**Description of the task**
Transcribe the material verbatim in full; the pictures do not belong in the copy.
· · · ·
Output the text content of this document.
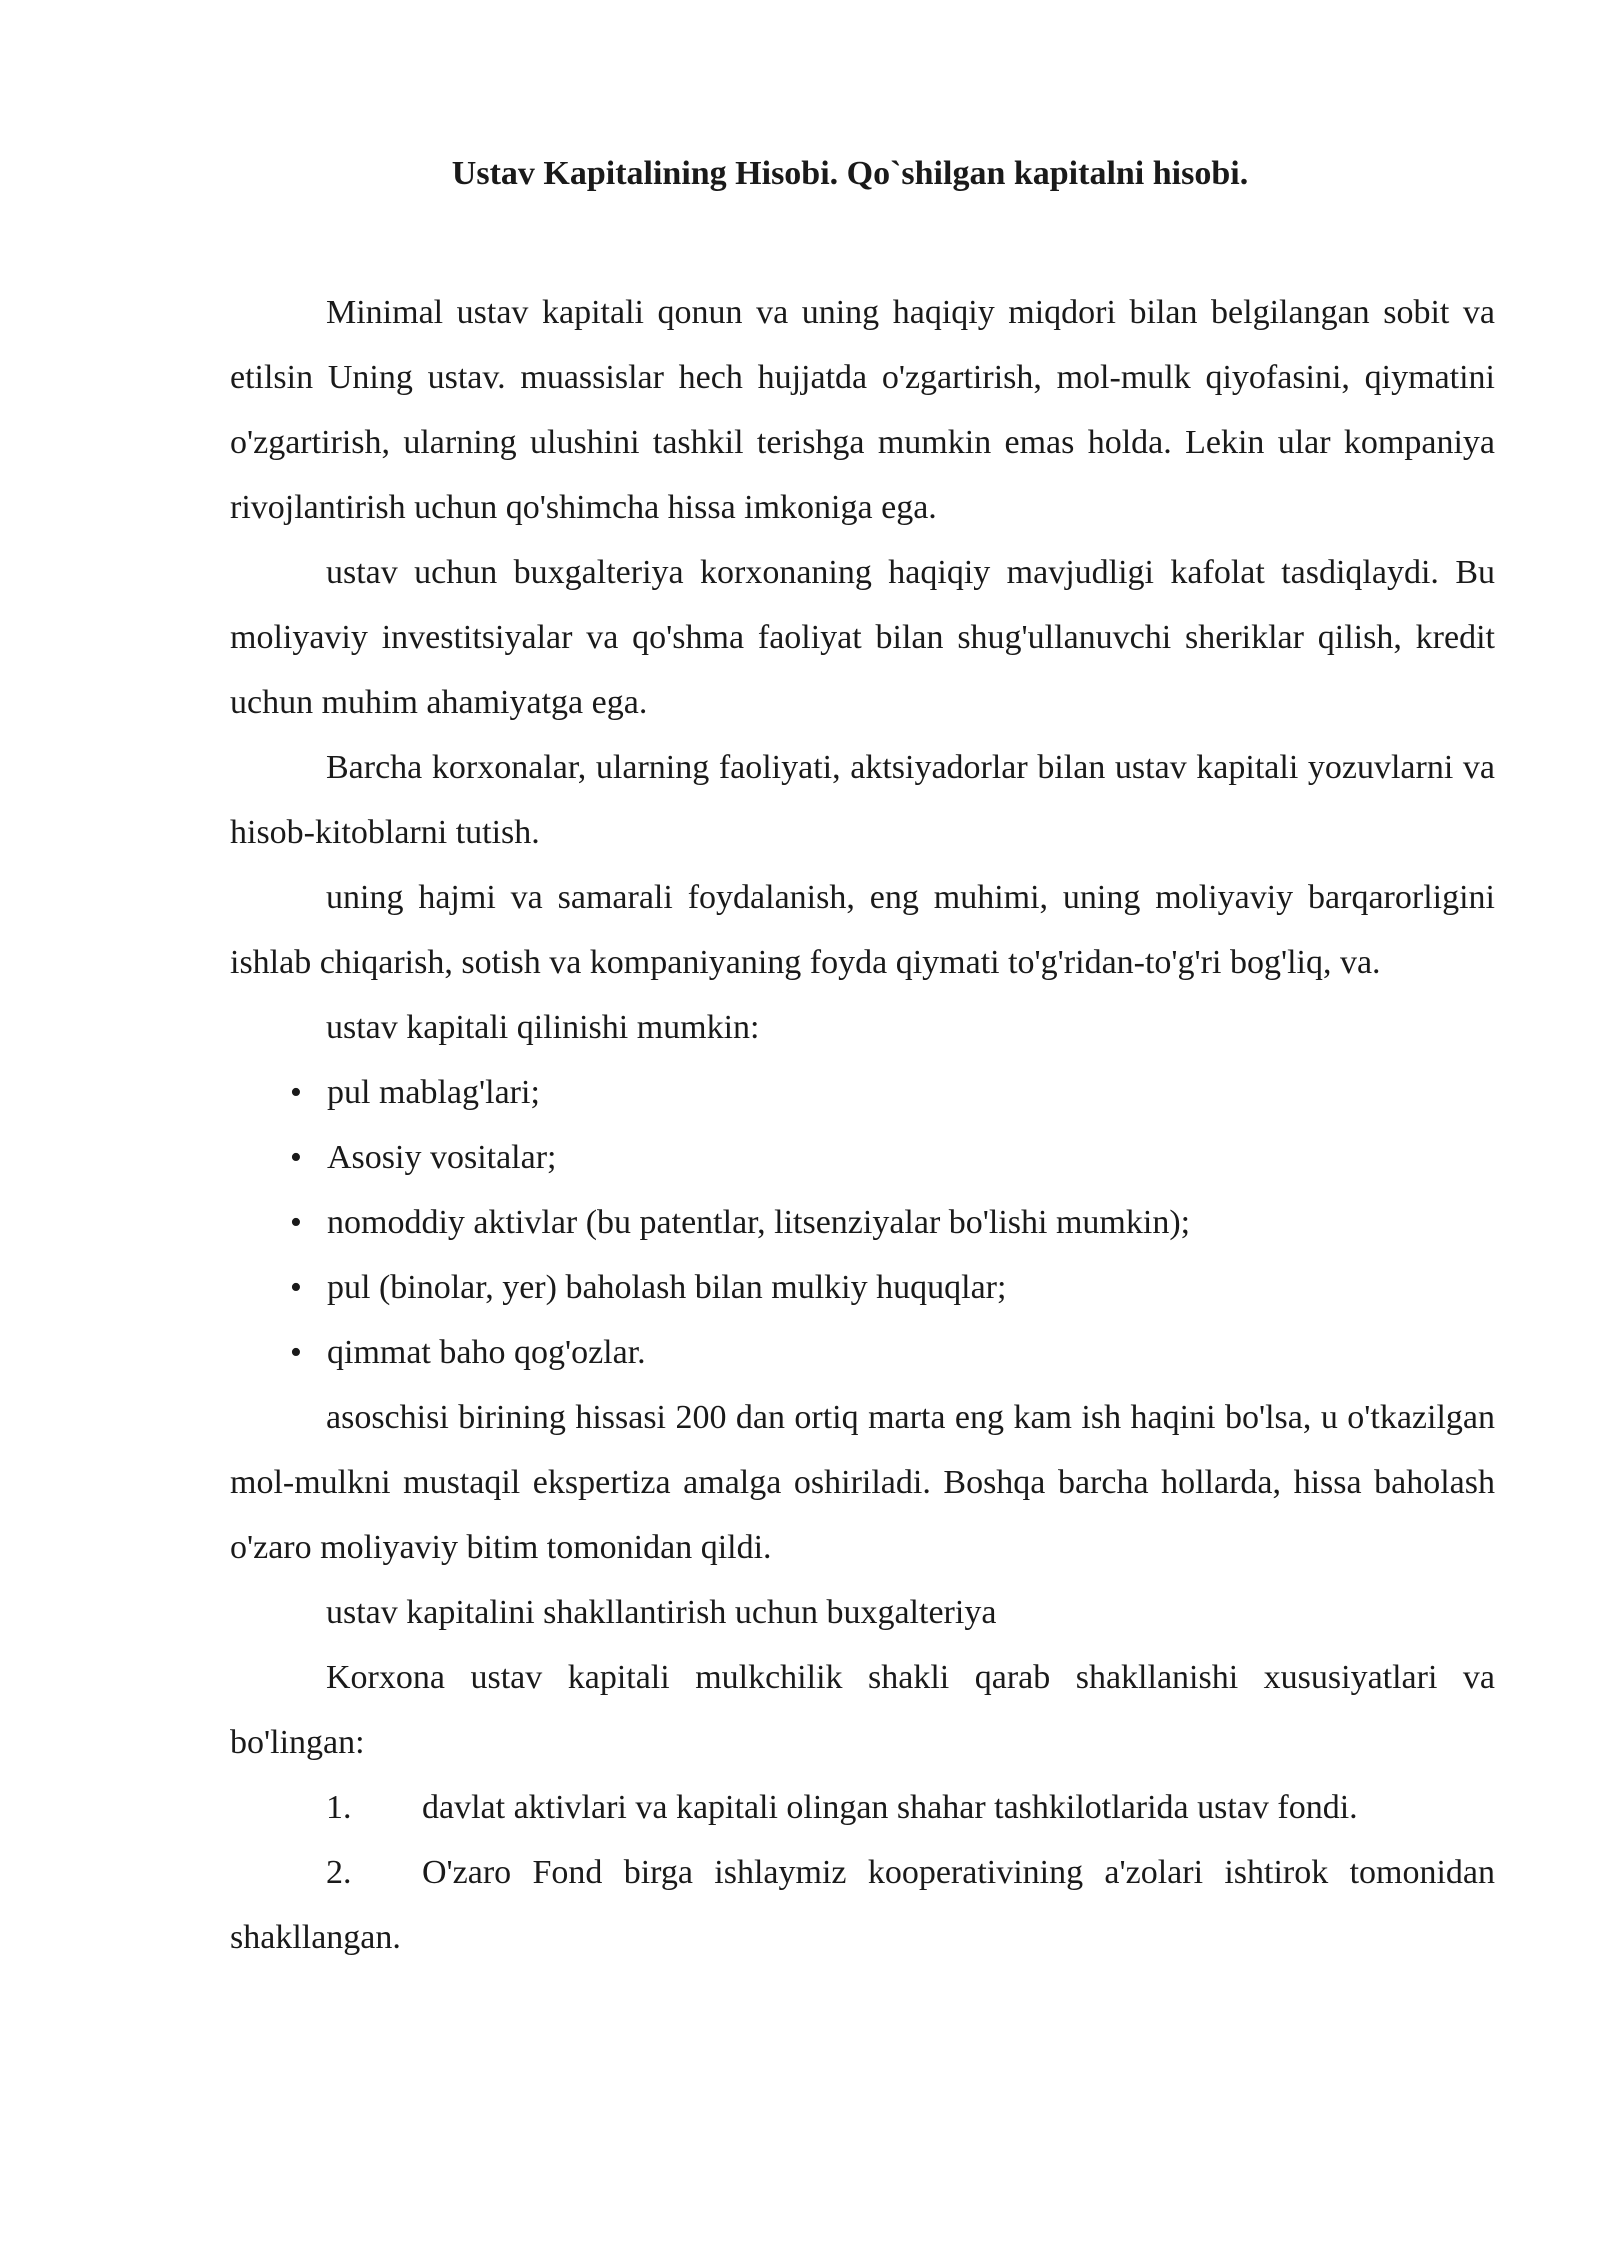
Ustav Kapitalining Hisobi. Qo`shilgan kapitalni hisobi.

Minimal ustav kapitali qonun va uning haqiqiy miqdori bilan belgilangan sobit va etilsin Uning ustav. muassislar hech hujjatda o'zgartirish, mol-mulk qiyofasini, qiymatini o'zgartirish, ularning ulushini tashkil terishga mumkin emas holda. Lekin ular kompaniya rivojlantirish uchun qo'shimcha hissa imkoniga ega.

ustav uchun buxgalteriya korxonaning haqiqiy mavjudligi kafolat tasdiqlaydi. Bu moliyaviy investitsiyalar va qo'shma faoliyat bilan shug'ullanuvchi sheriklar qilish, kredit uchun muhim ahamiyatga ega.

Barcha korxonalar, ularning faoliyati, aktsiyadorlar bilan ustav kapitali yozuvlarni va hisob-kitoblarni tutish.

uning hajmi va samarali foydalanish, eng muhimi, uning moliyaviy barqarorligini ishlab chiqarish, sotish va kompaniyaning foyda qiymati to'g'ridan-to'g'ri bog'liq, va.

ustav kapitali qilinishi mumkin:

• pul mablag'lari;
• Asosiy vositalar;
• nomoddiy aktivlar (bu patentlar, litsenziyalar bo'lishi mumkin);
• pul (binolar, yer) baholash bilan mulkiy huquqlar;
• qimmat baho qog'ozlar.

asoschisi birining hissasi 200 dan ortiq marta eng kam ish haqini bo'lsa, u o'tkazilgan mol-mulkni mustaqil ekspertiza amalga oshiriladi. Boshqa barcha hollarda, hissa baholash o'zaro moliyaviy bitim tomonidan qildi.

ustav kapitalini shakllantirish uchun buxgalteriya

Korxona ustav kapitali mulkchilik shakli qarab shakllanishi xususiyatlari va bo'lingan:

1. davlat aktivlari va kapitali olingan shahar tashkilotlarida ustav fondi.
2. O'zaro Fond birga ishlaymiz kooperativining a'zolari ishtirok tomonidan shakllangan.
· · · ·
**Task response**
Output the text content of this document.
Ustav Kapitalining Hisobi. Qo`shilgan kapitalni hisobi.

Minimal ustav kapitali qonun va uning haqiqiy miqdori bilan belgilangan sobit va etilsin Uning ustav. muassislar hech hujjatda o'zgartirish, mol-mulk qiyofasini, qiymatini o'zgartirish, ularning ulushini tashkil terishga mumkin emas holda. Lekin ular kompaniya rivojlantirish uchun qo'shimcha hissa imkoniga ega.

ustav uchun buxgalteriya korxonaning haqiqiy mavjudligi kafolat tasdiqlaydi. Bu moliyaviy investitsiyalar va qo'shma faoliyat bilan shug'ullanuvchi sheriklar qilish, kredit uchun muhim ahamiyatga ega.

Barcha korxonalar, ularning faoliyati, aktsiyadorlar bilan ustav kapitali yozuvlarni va hisob-kitoblarni tutish.

uning hajmi va samarali foydalanish, eng muhimi, uning moliyaviy barqarorligini ishlab chiqarish, sotish va kompaniyaning foyda qiymati to'g'ridan-to'g'ri bog'liq, va.

ustav kapitali qilinishi mumkin:

• pul mablag'lari;
• Asosiy vositalar;
• nomoddiy aktivlar (bu patentlar, litsenziyalar bo'lishi mumkin);
• pul (binolar, yer) baholash bilan mulkiy huquqlar;
• qimmat baho qog'ozlar.

asoschisi birining hissasi 200 dan ortiq marta eng kam ish haqini bo'lsa, u o'tkazilgan mol-mulkni mustaqil ekspertiza amalga oshiriladi. Boshqa barcha hollarda, hissa baholash o'zaro moliyaviy bitim tomonidan qildi.

ustav kapitalini shakllantirish uchun buxgalteriya

Korxona ustav kapitali mulkchilik shakli qarab shakllanishi xususiyatlari va bo'lingan:

1. davlat aktivlari va kapitali olingan shahar tashkilotlarida ustav fondi.
2. O'zaro Fond birga ishlaymiz kooperativining a'zolari ishtirok tomonidan shakllangan.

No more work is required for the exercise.